Take every line that has the string "токовая" and copy it out.
** BEGIN Excerpted records **
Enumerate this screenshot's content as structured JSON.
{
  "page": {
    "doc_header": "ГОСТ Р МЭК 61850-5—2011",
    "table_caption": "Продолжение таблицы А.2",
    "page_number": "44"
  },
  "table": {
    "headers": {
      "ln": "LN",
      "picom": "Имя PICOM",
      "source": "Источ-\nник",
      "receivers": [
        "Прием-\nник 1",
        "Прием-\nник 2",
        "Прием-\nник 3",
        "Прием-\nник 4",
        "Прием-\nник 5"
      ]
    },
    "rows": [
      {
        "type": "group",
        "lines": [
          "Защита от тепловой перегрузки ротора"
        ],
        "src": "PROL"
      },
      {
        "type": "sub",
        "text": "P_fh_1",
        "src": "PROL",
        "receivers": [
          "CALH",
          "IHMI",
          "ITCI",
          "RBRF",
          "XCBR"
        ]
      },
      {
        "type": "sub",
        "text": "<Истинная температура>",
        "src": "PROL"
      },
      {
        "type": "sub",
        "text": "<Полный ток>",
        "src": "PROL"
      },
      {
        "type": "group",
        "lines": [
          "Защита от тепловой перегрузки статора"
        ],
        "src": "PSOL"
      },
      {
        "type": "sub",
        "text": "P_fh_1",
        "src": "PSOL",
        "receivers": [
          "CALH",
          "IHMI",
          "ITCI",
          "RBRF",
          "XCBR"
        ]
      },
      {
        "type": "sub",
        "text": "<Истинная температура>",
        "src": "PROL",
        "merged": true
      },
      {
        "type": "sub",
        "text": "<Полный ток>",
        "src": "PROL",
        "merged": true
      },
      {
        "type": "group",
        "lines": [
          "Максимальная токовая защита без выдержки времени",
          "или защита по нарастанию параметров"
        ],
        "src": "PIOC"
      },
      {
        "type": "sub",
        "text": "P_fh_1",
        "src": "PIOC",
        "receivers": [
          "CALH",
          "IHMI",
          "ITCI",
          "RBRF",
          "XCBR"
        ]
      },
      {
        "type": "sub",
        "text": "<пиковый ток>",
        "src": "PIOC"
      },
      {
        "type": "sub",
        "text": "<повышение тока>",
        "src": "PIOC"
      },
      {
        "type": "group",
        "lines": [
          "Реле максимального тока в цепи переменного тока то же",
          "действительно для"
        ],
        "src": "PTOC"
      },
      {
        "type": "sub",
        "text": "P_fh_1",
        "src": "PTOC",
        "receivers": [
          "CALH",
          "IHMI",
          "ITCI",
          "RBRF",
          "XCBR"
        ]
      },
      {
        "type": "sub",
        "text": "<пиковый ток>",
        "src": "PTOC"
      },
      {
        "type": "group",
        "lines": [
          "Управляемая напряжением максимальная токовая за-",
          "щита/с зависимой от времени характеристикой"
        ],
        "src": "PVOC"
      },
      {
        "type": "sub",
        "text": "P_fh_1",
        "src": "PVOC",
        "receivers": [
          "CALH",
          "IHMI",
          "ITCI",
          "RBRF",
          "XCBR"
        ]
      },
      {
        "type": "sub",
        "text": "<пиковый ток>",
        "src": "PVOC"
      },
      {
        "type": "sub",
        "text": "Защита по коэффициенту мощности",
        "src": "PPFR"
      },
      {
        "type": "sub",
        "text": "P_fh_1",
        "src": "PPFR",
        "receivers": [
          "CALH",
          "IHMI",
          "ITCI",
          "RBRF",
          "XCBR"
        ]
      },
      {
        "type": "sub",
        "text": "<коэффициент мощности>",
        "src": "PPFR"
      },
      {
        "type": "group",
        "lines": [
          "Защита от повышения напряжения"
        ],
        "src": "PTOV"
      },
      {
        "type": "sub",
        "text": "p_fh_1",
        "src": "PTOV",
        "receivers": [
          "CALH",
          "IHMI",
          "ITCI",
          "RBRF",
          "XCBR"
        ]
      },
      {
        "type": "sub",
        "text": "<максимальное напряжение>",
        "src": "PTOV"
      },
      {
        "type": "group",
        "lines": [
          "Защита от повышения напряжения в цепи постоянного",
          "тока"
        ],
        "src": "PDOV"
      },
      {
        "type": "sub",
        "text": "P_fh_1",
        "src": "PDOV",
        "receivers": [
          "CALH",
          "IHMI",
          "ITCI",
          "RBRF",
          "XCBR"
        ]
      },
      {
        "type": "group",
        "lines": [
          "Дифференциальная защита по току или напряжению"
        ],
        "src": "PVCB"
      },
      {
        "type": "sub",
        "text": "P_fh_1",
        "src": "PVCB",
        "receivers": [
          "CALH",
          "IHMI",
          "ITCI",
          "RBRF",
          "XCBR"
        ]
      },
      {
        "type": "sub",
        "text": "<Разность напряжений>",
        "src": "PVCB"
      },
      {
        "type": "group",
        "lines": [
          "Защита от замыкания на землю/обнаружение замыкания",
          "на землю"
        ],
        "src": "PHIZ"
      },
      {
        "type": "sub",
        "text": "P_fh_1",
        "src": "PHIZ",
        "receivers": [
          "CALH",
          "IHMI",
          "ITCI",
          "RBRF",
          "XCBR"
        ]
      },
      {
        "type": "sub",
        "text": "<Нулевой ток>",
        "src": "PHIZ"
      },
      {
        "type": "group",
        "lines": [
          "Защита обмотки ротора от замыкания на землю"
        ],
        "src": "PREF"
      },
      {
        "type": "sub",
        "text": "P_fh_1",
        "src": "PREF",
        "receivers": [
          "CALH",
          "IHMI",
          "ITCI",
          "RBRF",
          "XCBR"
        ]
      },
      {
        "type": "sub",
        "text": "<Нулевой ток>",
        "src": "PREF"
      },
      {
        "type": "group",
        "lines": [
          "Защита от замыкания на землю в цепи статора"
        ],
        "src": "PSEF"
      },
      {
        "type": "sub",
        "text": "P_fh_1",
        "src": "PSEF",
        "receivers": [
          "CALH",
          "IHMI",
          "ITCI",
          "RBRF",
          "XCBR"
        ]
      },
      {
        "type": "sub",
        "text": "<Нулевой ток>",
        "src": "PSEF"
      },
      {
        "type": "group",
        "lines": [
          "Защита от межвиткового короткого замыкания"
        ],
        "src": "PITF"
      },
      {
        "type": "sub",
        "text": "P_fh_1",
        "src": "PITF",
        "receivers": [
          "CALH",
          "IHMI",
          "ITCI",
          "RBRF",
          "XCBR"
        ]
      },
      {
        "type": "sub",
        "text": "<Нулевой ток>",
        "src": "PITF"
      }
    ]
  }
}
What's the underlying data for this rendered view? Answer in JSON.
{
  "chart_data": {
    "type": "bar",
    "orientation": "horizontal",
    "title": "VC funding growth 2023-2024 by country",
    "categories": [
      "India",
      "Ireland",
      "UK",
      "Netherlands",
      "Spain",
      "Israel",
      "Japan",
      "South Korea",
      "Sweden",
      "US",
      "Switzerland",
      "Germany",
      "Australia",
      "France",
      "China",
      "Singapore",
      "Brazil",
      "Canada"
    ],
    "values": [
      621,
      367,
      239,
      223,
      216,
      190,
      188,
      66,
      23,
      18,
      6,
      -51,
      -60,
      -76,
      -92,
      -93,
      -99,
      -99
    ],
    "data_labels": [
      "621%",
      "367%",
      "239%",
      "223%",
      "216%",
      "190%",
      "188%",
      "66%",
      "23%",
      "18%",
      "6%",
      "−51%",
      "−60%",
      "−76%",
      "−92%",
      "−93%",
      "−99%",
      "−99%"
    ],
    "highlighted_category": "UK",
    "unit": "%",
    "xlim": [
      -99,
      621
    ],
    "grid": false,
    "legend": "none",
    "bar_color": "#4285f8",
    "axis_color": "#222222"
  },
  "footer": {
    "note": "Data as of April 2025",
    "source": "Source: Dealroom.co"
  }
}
** END Excerpted records **
Solution to this exercise:
          "Максимальная токовая защита без выдержки времени",
          "Управляемая напряжением максимальная токовая за-",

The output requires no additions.